— BEGIN Excerpt provided —

Mechanically, the heart of the Intoxilyzer 5000 is a nickel-plated sample chamber of 81cc capacity heated to 45 degrees centigrade. This chamber captures the breath sample from the subject being tested. A quartz iodide lamp at one end of the chamber then emits infrared light energy, which is directed through the breath in the chamber by a lens. At the opposite end of the chamber, a second lens focuses the energy leaving the chamber through three rotating filters and onto an energy detector.
The more recent versions of the 5000 have five of these light energy filters. The first filter is the internal reference standard, designed to produce light waves at ethyl alcohol’s spectrum by being centered at 3.80 microns. Two filter, at 3.40 and 3.47 microns, are designed to distinguish between alcohol and the commonly encountered interferent acetone. Two more filters have been added to detect acetaldehyde (like acetone, produced in the body) and toluene (a common industrial compound). Properly calibrated, these filters are designed to detect and subtract out from the final reading any interfering substance.

— END Excerpt provided —
— BEGIN Stored rows —

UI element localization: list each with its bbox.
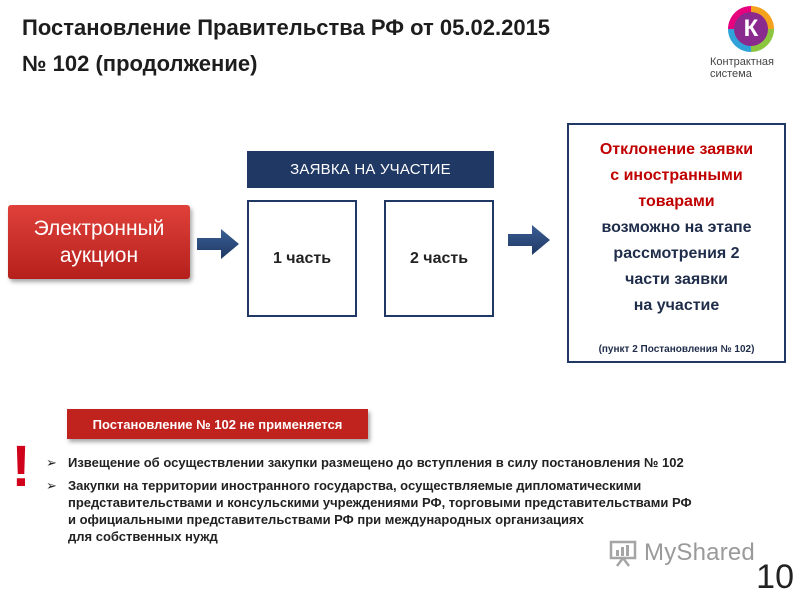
rejection-note: (пункт 2 Постановления № 102) xyxy=(598,344,755,355)
watermark xyxy=(608,535,768,571)
exclamation-icon: ! xyxy=(11,434,31,499)
arrow-bullet-icon: ➢ xyxy=(46,478,57,493)
list-item-line: Закупки на территории иностранного государства, осуществляемые дипломатическими xyxy=(68,478,642,493)
rejection-text-line-3: части заявки xyxy=(625,271,728,288)
rejection-heading-line-3: товарами xyxy=(638,193,715,210)
logo-letter: К xyxy=(734,12,768,46)
rejection-text-line-2: рассмотрения 2 xyxy=(613,245,740,262)
list-item-line: Извещение об осуществлении закупки размещено до вступления в силу постановления № 102 xyxy=(68,455,684,470)
rejection-box xyxy=(567,123,786,363)
list-item xyxy=(46,454,776,471)
logo-text-line-1: Контрактная xyxy=(710,56,774,68)
application-part-2: 2 часть xyxy=(384,200,494,317)
auction-line-1: Электронный xyxy=(33,217,165,240)
logo-text xyxy=(710,56,800,80)
rejection-text xyxy=(569,215,784,319)
page-title xyxy=(22,10,712,82)
rejection-heading-line-2: с иностранными xyxy=(610,167,743,184)
arrow-bullet-icon: ➢ xyxy=(46,455,57,470)
page-title-line-1: Постановление Правительства РФ от 05.02.2015 xyxy=(22,15,551,40)
logo-circle-icon xyxy=(728,6,774,52)
rejection-text-line-1: возможно на этапе xyxy=(601,219,752,236)
presentation-icon xyxy=(608,538,638,568)
logo-text-line-2: система xyxy=(710,68,752,80)
arrow-right-icon xyxy=(508,225,550,255)
list-item-line: для собственных нужд xyxy=(68,529,218,544)
logo xyxy=(700,6,800,86)
arrow-right-icon xyxy=(197,229,239,259)
list-item-line: и официальными представительствами РФ при международных организациях xyxy=(68,512,584,527)
page-title-line-2: № 102 (продолжение) xyxy=(22,51,258,76)
not-applied-label: Постановление № 102 не применяется xyxy=(67,409,368,439)
application-header: ЗАЯВКА НА УЧАСТИЕ xyxy=(247,151,494,188)
electronic-auction-box xyxy=(8,205,190,279)
rejection-heading-line-1: Отклонение заявки xyxy=(599,141,754,158)
page-number: 10 xyxy=(756,558,794,596)
application-part-1: 1 часть xyxy=(247,200,357,317)
auction-line-2: аукцион xyxy=(59,244,139,267)
watermark-text: MyShared xyxy=(644,539,755,566)
list-item-line: представительствами и консульскими учреждениями РФ, торговыми представительствами РФ xyxy=(68,495,692,510)
rejection-heading xyxy=(569,137,784,215)
rejection-text-line-4: на участие xyxy=(633,297,720,314)
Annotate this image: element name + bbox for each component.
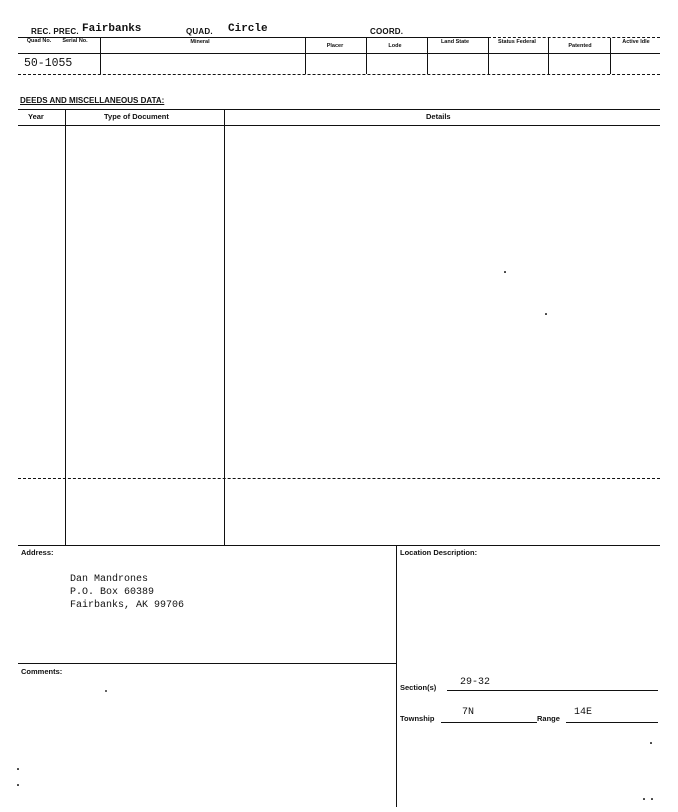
col-lode: Lode (388, 43, 402, 49)
deeds-col-sep-type (224, 109, 225, 545)
col-placer: Placer (326, 43, 344, 49)
deeds-col-sep-year (65, 109, 66, 545)
stray-mark (650, 742, 652, 744)
col-serial-no: Serial No. (62, 38, 88, 44)
coord-label: COORD. (370, 27, 404, 36)
col-active-idle: Active Idle (622, 39, 650, 45)
quad-serial-value: 50-1055 (24, 57, 73, 70)
sections-value: 29-32 (460, 677, 491, 688)
col-sep-3 (366, 38, 367, 74)
col-patented: Patented (568, 43, 592, 49)
address-name: Dan Mandrones (70, 574, 149, 585)
quad-label: QUAD. (186, 27, 213, 36)
rec-prec-value: Fairbanks (82, 23, 142, 35)
township-label: Township (400, 714, 435, 723)
sections-underline (447, 690, 658, 691)
township-underline (441, 722, 537, 723)
address-line2: Fairbanks, AK 99706 (70, 600, 185, 611)
year-header: Year (28, 112, 44, 121)
address-label: Address: (21, 548, 54, 557)
record-rule (18, 74, 660, 75)
bottom-col-sep (396, 545, 397, 807)
stray-mark (504, 271, 506, 273)
deeds-title: DEEDS AND MISCELLANEOUS DATA: (20, 96, 165, 105)
range-label: Range (537, 714, 560, 723)
stray-mark (651, 798, 653, 800)
stray-mark (17, 768, 19, 770)
col-mineral: Mineral (190, 39, 210, 45)
col-status-federal: Status Federal (498, 39, 536, 45)
range-value: 14E (574, 707, 593, 718)
comments-label: Comments: (21, 667, 63, 676)
col-land-state: Land State (440, 39, 470, 45)
bottom-top-rule (18, 545, 660, 546)
deeds-fold-rule (18, 478, 660, 479)
col-quad-no: Quad No. (26, 38, 52, 44)
range-underline (566, 722, 658, 723)
col-sep-1 (100, 38, 101, 74)
deeds-top-rule (18, 109, 660, 110)
comments-top-rule (18, 663, 396, 664)
col-sep-6 (548, 38, 549, 74)
sections-label: Section(s) (400, 683, 437, 692)
stray-mark (643, 798, 645, 800)
header-row (0, 0, 678, 80)
quad-value: Circle (228, 23, 268, 35)
township-value: 7N (462, 707, 475, 718)
col-sep-5 (488, 38, 489, 74)
col-sep-4 (427, 38, 428, 74)
header-rule-dashed (488, 37, 660, 38)
col-sep-7 (610, 38, 611, 74)
header-rule (18, 37, 488, 38)
stray-mark (17, 784, 19, 786)
col-sep-2 (305, 38, 306, 74)
details-header: Details (426, 112, 451, 121)
column-labels-rule (18, 53, 660, 54)
location-label: Location Description: (400, 548, 478, 557)
type-header: Type of Document (104, 112, 169, 121)
deeds-header-rule (18, 125, 660, 126)
rec-prec-label: REC. PREC. (31, 27, 79, 36)
stray-mark (105, 690, 107, 692)
stray-mark (545, 313, 547, 315)
address-line1: P.O. Box 60389 (70, 587, 155, 598)
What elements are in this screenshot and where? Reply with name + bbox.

— END Stored rows —

Task list:
a) From the Intoxilyzer 5000 passage, reproduce word for word the stretch that opens with the words "Mechanically, the heart" and ends after the words "an energy detector.".
b) Extend the description of the Intoxilyzer 5000 past its final sentence.

Written answers:
a)
Mechanically, the heart of the Intoxilyzer 5000 is a nickel-plated sample chamber of 81cc capacity heated to 45 degrees centigrade. This chamber captures the breath sample from the subject being tested. A quartz iodide lamp at one end of the chamber then emits infrared light energy, which is directed through the breath in the chamber by a lens. At the opposite end of the chamber, a second lens focuses the energy leaving the chamber through three rotating filters and onto an energy detector.

b)
When the unabsorbed infrared light reaches the energy detector, the amount is then measured and this information is transmitted to an internal Z-80 computer. This primitive computer compares the amount measured to a “ zero reference point”—the amount of infrared energy reaching the detector when the sample chamber was earlier filled with ambient (room) air. The difference—theoretically the amount of light absorbed by the subject’s breath sample—is then calculated. Based on the amount of alcohol in the breath thus measured, the computer then calculates the amount of alcohol in the subject’s blood by applying an average blood/ breath partition ratio of 2100:1.
Additionally, the various “fail-safe” mechanisms available as standard or optional features have proven unreliable. As mentioned, the Intoxilyzer theoretically detects the presence of acetone (and in later models, acetaldehyde and toluene) on the breath, registers “interferent” on the visual display, and automatically subtracts the acetone from the final reading. Quite simply, extensive tests have shown that the detectors do not always work.
The Intoxilyzer 5000 also has circuitry that supposedly detects the presence of radio frequency interference and aborts the test. Again, law enforcement agencies routinely deny that RFI exists as a problem. And again, tests in the field and in the laboratory have shown that these detectors (which can be desensitized by technicians to avoid constant aborted tests) are not reliable.
The machine also features a “slope detector,” which, in theory, determines whether there is alcohol or an interfering substance present in the mouth. When mouth alcohol is present, the alcohol content curve reaches a maximum and then declines rapidly due to depletion of the mouth alcohol; this decline is recognized by the machine’s computer, resulting in the message “invalid sample.” Once again, however, the feature is defective.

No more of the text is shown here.